▶ _FRAGMENTO SELECCIONADO_:
┌────────

Managua, 30 jun (dpa) – Miles de personas marchaban hoy en Managua, la capital de Nicaragua, en una nueva protesta pacífica contra el Gobierno del presidente Daniel Ortega, en la que también se recordó a los más de 280 muertos en la peor crisis política y social de la historia reciente del país.
Portando flores y banderas azul y blanco, los manifestantes convocados por la opositora Alianza Cívica, marchaban por la carretera que conduce a la vecina ciudad de Masaya para recordar a los 20 niños muertos, entre ellos tres bebés, desde que se inició el conflicto el 18 de abril.
«Marchamos por la justicia, marchamos por la democracia, marchamos por la libertad. ¡Marchamos por los hijos que la represión dejó sin padres!», señaló la coalición que agrupa a estudiantes, empresarios y organismos de la sociedad civil.
Poco antes de que iniciara la manifestación, la policía liberó a diez personas detenidas en las últimas semanas que se encontraban en las celdas de El Chipote, sede de la Dirección de Auxilio Judicial (DAJ) de la Policía, en Managua.
Los liberados fueron entregados a obispos de la Iglesia católica que llegaron a la DAJ acompañados por una misión de la Comisión Interamericana de Derechos Humanos (CIDH).
Los diez liberados fueron conducidos hasta la Catedral de Managua, donde hubo escenas de llanto y abrazos durante el reencuentro con sus familiares.
«Siento mucha felicidad de haber salido de ahí», dijo Róger Lara, al canal 15 (privado), tras narrar que fue detenido por paramilitares que irrumpieron en su vivienda situada en la ciudad de Nagarote (occidente).
Lara, quien su fundió en un abrazo con sus dos pequeños hijos, dijo entre sollozos que había participado en una manifestación contra el Gobierno y denunció que nunca supo los motivos de su detención.
Los liberados serán entrevistados por la misión de la CIDH que se encuentra instalada en el país desde hace una semana.
Las autoridades impidieron esta semana el paso a miembros de la misión de la CIDH que querían ingresar a las celdas de la DAJ para conocer la situación de unos 70 detenidos, según organismos de derechos humanos.
La crisis en Nicaragua comenzó con una manifestación estudiantil el 18 de abril, pero la protesta se convirtió en una rebelión cívica a raíz de la violenta acción de policías y paramilitares contra los manifestantes.

└────────

▶ _DATOS ALMACENADOS_:
┌────────

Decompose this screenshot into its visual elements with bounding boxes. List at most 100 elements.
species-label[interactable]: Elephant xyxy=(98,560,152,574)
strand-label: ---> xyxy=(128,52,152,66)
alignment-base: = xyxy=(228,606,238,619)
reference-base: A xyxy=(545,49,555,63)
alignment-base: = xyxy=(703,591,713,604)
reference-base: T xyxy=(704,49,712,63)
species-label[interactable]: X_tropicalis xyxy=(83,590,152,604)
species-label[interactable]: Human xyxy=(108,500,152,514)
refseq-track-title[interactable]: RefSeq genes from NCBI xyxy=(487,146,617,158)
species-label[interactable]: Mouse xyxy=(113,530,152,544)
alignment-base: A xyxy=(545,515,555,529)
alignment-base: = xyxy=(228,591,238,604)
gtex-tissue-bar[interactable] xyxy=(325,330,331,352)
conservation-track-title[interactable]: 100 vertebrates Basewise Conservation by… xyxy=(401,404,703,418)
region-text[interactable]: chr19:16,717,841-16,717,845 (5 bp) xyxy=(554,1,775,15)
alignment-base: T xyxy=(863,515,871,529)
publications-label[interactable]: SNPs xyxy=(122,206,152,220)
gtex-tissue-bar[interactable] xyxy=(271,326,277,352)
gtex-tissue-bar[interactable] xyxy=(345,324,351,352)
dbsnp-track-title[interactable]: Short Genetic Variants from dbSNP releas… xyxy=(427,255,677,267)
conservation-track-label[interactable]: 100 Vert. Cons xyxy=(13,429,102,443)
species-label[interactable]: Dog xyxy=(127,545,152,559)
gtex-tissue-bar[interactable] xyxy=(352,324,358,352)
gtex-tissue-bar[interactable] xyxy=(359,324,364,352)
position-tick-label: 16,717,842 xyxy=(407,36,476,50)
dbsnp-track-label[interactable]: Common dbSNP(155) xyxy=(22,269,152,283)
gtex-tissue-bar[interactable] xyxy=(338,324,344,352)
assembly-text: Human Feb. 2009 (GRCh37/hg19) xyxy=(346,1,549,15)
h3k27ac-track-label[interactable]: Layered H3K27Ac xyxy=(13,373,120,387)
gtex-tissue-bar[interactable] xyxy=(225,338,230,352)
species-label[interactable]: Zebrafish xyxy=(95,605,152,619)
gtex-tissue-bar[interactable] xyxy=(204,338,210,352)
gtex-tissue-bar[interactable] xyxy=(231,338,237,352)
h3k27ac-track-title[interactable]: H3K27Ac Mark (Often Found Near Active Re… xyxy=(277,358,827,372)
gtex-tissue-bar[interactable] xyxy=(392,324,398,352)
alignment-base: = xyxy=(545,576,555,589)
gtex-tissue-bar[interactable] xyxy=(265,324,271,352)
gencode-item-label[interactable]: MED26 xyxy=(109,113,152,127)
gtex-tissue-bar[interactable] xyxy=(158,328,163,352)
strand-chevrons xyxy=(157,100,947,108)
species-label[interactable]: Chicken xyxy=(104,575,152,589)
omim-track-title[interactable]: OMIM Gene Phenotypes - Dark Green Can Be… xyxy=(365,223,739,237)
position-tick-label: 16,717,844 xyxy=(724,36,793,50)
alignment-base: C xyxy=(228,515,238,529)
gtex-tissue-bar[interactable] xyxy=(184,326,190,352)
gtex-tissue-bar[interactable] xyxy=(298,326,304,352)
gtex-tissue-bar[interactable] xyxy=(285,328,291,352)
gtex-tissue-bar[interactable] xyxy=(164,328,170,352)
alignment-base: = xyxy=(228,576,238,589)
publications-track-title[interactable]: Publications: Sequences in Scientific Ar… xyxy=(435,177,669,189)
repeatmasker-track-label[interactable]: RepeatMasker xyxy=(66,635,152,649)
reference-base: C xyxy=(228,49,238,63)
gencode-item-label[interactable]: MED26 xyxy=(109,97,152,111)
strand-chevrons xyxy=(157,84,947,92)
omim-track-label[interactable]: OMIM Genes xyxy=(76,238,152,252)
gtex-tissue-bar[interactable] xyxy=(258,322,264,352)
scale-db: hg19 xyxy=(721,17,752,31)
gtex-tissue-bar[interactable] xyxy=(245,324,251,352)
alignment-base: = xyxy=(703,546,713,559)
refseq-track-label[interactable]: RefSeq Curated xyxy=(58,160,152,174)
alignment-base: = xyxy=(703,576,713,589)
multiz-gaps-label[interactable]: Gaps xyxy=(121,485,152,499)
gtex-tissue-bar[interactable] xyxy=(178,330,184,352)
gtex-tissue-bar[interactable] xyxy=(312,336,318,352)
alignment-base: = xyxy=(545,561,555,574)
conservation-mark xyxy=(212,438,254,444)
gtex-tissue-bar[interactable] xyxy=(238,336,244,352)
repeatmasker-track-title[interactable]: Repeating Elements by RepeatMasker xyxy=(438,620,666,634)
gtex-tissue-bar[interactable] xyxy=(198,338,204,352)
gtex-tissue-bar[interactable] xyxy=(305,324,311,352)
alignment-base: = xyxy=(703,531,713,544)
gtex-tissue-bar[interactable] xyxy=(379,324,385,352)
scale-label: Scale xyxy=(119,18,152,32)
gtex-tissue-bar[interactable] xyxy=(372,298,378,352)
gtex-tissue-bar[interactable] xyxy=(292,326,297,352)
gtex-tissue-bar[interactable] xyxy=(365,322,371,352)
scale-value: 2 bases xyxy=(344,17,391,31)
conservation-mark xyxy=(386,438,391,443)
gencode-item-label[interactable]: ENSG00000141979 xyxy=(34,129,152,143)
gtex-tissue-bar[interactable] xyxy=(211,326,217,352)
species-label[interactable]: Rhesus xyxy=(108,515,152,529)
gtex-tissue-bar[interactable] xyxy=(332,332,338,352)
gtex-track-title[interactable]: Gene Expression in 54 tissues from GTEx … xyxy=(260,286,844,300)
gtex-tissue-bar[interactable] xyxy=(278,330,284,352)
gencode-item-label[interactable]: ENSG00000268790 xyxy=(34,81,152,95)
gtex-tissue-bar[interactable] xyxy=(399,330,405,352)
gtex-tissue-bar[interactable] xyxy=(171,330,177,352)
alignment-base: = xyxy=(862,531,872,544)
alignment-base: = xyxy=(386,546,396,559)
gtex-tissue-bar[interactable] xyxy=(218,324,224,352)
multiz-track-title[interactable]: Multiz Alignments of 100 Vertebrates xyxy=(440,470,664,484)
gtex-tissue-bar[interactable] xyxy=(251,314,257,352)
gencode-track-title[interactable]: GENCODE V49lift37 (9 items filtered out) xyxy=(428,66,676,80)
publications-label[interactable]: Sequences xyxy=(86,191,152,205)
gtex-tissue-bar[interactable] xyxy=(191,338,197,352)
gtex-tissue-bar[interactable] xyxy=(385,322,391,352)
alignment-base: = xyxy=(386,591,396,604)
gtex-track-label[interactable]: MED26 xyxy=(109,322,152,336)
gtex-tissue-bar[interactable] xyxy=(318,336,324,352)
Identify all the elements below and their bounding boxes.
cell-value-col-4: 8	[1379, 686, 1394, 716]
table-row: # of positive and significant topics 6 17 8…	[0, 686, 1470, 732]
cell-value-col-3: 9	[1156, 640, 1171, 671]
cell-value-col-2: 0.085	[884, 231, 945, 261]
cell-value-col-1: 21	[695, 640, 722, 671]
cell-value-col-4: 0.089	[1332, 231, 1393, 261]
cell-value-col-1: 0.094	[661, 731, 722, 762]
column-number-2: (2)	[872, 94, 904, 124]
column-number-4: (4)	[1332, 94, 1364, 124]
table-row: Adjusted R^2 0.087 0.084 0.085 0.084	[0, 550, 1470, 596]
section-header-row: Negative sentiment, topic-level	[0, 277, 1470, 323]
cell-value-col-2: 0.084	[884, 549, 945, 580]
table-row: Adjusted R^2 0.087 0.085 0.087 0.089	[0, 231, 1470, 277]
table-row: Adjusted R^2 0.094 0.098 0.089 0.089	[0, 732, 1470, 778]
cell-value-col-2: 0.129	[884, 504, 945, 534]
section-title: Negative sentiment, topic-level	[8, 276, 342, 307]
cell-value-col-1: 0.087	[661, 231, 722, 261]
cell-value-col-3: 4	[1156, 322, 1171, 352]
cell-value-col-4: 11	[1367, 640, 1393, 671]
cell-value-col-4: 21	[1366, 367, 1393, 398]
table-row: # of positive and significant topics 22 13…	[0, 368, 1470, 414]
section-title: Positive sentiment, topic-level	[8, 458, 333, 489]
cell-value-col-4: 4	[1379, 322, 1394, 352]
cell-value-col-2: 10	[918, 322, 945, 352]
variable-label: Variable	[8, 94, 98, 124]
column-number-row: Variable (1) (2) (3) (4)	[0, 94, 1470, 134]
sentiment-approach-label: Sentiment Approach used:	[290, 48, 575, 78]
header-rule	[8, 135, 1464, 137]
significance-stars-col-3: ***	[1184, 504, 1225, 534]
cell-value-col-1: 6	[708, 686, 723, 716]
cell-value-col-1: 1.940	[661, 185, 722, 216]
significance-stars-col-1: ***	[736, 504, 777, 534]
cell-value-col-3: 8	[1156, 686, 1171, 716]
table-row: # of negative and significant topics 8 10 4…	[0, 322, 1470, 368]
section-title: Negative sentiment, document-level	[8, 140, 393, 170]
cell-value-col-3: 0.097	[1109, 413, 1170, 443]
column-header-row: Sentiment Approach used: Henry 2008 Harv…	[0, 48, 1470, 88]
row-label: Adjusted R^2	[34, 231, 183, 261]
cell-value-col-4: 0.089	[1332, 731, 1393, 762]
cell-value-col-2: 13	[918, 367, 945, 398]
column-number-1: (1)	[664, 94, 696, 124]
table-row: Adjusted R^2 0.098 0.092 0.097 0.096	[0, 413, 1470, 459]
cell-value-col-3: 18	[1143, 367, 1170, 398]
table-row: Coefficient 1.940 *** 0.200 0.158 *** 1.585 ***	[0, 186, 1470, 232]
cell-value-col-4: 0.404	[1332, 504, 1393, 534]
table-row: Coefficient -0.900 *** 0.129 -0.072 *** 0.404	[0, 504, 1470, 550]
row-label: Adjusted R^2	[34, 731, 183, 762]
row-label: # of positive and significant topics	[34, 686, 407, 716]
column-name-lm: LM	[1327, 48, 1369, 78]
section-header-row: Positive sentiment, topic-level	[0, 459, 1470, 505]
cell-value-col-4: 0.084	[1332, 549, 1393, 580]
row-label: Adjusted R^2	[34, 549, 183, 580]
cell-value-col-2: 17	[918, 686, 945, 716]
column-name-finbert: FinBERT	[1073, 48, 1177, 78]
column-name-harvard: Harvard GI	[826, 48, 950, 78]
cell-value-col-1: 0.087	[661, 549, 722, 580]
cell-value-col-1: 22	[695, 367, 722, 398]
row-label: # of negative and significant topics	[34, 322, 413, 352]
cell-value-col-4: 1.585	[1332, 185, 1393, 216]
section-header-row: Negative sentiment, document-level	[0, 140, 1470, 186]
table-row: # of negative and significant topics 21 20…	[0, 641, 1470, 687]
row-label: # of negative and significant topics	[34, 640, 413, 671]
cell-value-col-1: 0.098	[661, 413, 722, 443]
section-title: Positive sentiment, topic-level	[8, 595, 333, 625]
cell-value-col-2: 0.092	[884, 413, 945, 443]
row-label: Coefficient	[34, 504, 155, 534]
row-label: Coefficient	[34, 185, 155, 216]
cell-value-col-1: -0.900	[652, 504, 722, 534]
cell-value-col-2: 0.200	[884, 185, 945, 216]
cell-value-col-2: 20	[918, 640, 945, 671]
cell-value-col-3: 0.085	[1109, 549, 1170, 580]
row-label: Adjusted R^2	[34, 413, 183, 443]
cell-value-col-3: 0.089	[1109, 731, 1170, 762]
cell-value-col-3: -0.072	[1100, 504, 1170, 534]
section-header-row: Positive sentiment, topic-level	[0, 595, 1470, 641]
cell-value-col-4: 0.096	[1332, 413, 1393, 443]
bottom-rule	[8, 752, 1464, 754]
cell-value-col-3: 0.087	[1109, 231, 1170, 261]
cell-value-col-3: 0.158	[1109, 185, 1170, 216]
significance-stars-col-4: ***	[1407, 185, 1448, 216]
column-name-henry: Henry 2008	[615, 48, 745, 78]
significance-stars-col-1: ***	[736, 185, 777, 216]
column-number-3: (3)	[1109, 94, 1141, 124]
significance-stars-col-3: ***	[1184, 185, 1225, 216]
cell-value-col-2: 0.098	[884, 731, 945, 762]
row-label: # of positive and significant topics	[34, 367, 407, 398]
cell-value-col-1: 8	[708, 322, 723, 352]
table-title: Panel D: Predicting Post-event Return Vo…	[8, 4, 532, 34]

└────────

▶ _COMPRUEBA TU COMPRENSIÓN_:
1 – Transcribe sin cambios el pasaje de la noticia sobre la marcha en Managua que comienza con "Managua, 30 jun" y continúa hasta "la sociedad civil.".
2 – Indica si cada afirmación coincide con la noticia sobre la marcha en Managua y responde sí o no, citando textualmente las palabras de la noticia que lo deciden.
(a) La marcha fue convocada por la Alianza Cívica.
(b) La policía liberó a veinte personas detenidas antes de la manifestación.
(c) La misión de la CIDH lleva un mes instalada en el país.

▶ _SOLUCIONES MÁS ABAJO_:
1 –
Managua, 30 jun (dpa) – Miles de personas marchaban hoy en Managua, la capital de Nicaragua, en una nueva protesta pacífica contra el Gobierno del presidente Daniel Ortega, en la que también se recordó a los más de 280 muertos en la peor crisis política y social de la historia reciente del país.
Portando flores y banderas azul y blanco, los manifestantes convocados por la opositora Alianza Cívica, marchaban por la carretera que conduce a la vecina ciudad de Masaya para recordar a los 20 niños muertos, entre ellos tres bebés, desde que se inició el conflicto el 18 de abril.
«Marchamos por la justicia, marchamos por la democracia, marchamos por la libertad. ¡Marchamos por los hijos que la represión dejó sin padres!», señaló la coalición que agrupa a estudiantes, empresarios y organismos de la sociedad civil.

2 –
(a) Sí: «los manifestantes convocados por la opositora Alianza Cívica».
(b) No: «la policía liberó a diez personas detenidas».
(c) No: «se encuentra instalada en el país desde hace una semana».